**GIVEN EXERCISE**
Any picture among the records should be left out, please; retype the rest exactly.

**MATERIAL PROVIDED**
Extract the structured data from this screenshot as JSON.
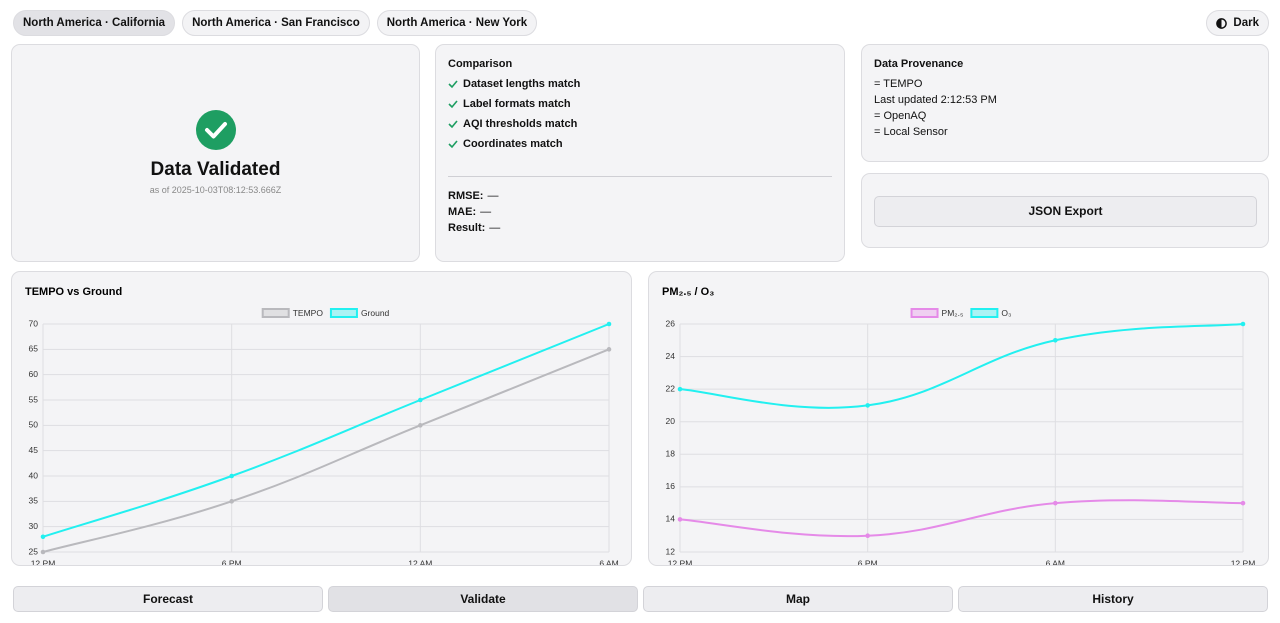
{
  "tabs": [
    "North America · California",
    "North America · San Francisco",
    "North America · New York"
  ],
  "theme_button": "Dark",
  "status": {
    "title": "Data Validated",
    "timestamp": "as of 2025-10-03T08:12:53.666Z"
  },
  "comparison": {
    "title": "Comparison",
    "checks": [
      "Dataset lengths match",
      "Label formats match",
      "AQI thresholds match",
      "Coordinates match"
    ],
    "metrics": [
      {
        "label": "RMSE:",
        "value": "—"
      },
      {
        "label": "MAE:",
        "value": "—"
      },
      {
        "label": "Result:",
        "value": "—"
      }
    ]
  },
  "provenance": {
    "title": "Data Provenance",
    "lines": [
      "= TEMPO",
      "Last updated 2:12:53 PM",
      "= OpenAQ",
      "= Local Sensor"
    ]
  },
  "export_button": "JSON Export",
  "chart_data": [
    {
      "type": "line",
      "title": "TEMPO vs Ground",
      "categories": [
        "12 PM",
        "6 PM",
        "12 AM",
        "6 AM"
      ],
      "series": [
        {
          "name": "TEMPO",
          "color": "#b9b9bd",
          "values": [
            25,
            35,
            50,
            65
          ]
        },
        {
          "name": "Ground",
          "color": "#22f0f0",
          "values": [
            28,
            40,
            55,
            70
          ]
        }
      ],
      "ylim": [
        25,
        70
      ],
      "yticks": [
        25,
        30,
        35,
        40,
        45,
        50,
        55,
        60,
        65,
        70
      ],
      "grid": true
    },
    {
      "type": "line",
      "title": "PM₂.₅ / O₃",
      "categories": [
        "12 PM",
        "6 PM",
        "6 AM",
        "12 PM"
      ],
      "series": [
        {
          "name": "PM₂.₅",
          "color": "#e58ae8",
          "values": [
            14,
            13,
            15,
            15
          ]
        },
        {
          "name": "O₃",
          "color": "#22f0f0",
          "values": [
            22,
            21,
            25,
            26
          ]
        }
      ],
      "ylim": [
        12,
        26
      ],
      "yticks": [
        12,
        14,
        16,
        18,
        20,
        22,
        24,
        26
      ],
      "grid": true
    }
  ],
  "nav": [
    "Forecast",
    "Validate",
    "Map",
    "History"
  ]
}
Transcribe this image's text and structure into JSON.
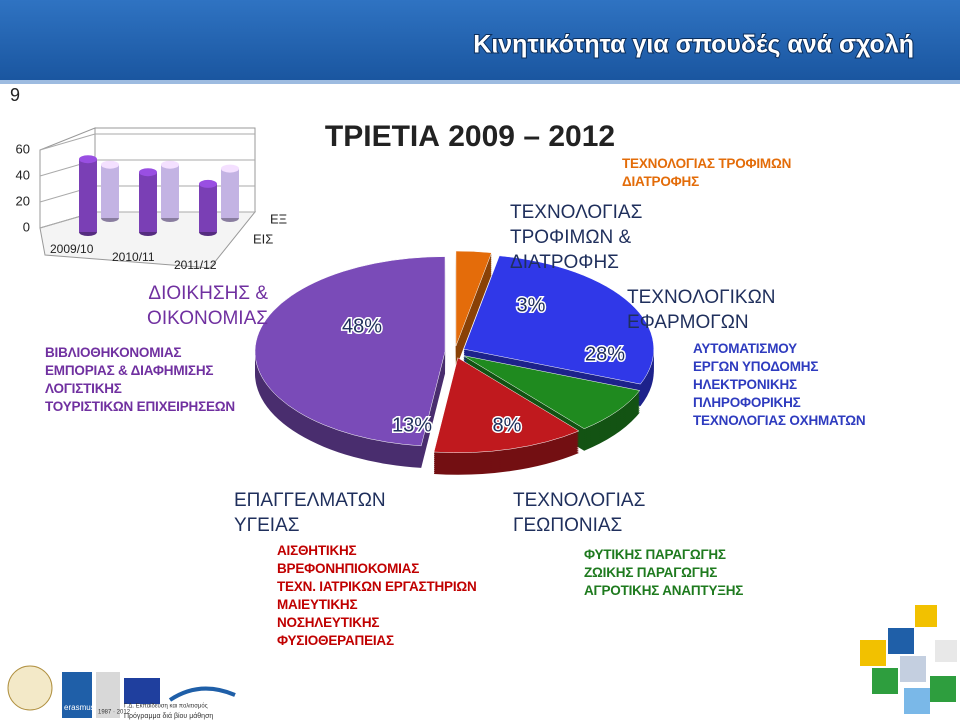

**SOLVED EXERCISE**
Extract the structured data from this screenshot as JSON.
{
  "tabs": [
    "North America · California",
    "North America · San Francisco",
    "North America · New York"
  ],
  "theme_button": "Dark",
  "status": {
    "title": "Data Validated",
    "timestamp": "as of 2025-10-03T08:12:53.666Z"
  },
  "comparison": {
    "title": "Comparison",
    "checks": [
      "Dataset lengths match",
      "Label formats match",
      "AQI thresholds match",
      "Coordinates match"
    ],
    "metrics": [
      {
        "label": "RMSE:",
        "value": "—"
      },
      {
        "label": "MAE:",
        "value": "—"
      },
      {
        "label": "Result:",
        "value": "—"
      }
    ]
  },
  "provenance": {
    "title": "Data Provenance",
    "lines": [
      "= TEMPO",
      "Last updated 2:12:53 PM",
      "= OpenAQ",
      "= Local Sensor"
    ]
  },
  "export_button": "JSON Export",
  "chart_data": [
    {
      "type": "line",
      "title": "TEMPO vs Ground",
      "categories": [
        "12 PM",
        "6 PM",
        "12 AM",
        "6 AM"
      ],
      "series": [
        {
          "name": "TEMPO",
          "color": "#b9b9bd",
          "values": [
            25,
            35,
            50,
            65
          ]
        },
        {
          "name": "Ground",
          "color": "#22f0f0",
          "values": [
            28,
            40,
            55,
            70
          ]
        }
      ],
      "ylim": [
        25,
        70
      ],
      "yticks": [
        25,
        30,
        35,
        40,
        45,
        50,
        55,
        60,
        65,
        70
      ],
      "grid": true
    },
    {
      "type": "line",
      "title": "PM₂.₅ / O₃",
      "categories": [
        "12 PM",
        "6 PM",
        "6 AM",
        "12 PM"
      ],
      "series": [
        {
          "name": "PM₂.₅",
          "color": "#e58ae8",
          "values": [
            14,
            13,
            15,
            15
          ]
        },
        {
          "name": "O₃",
          "color": "#22f0f0",
          "values": [
            22,
            21,
            25,
            26
          ]
        }
      ],
      "ylim": [
        12,
        26
      ],
      "yticks": [
        12,
        14,
        16,
        18,
        20,
        22,
        24,
        26
      ],
      "grid": true
    }
  ],
  "nav": [
    "Forecast",
    "Validate",
    "Map",
    "History"
  ]
}
Transcribe this image's text and structure into JSON.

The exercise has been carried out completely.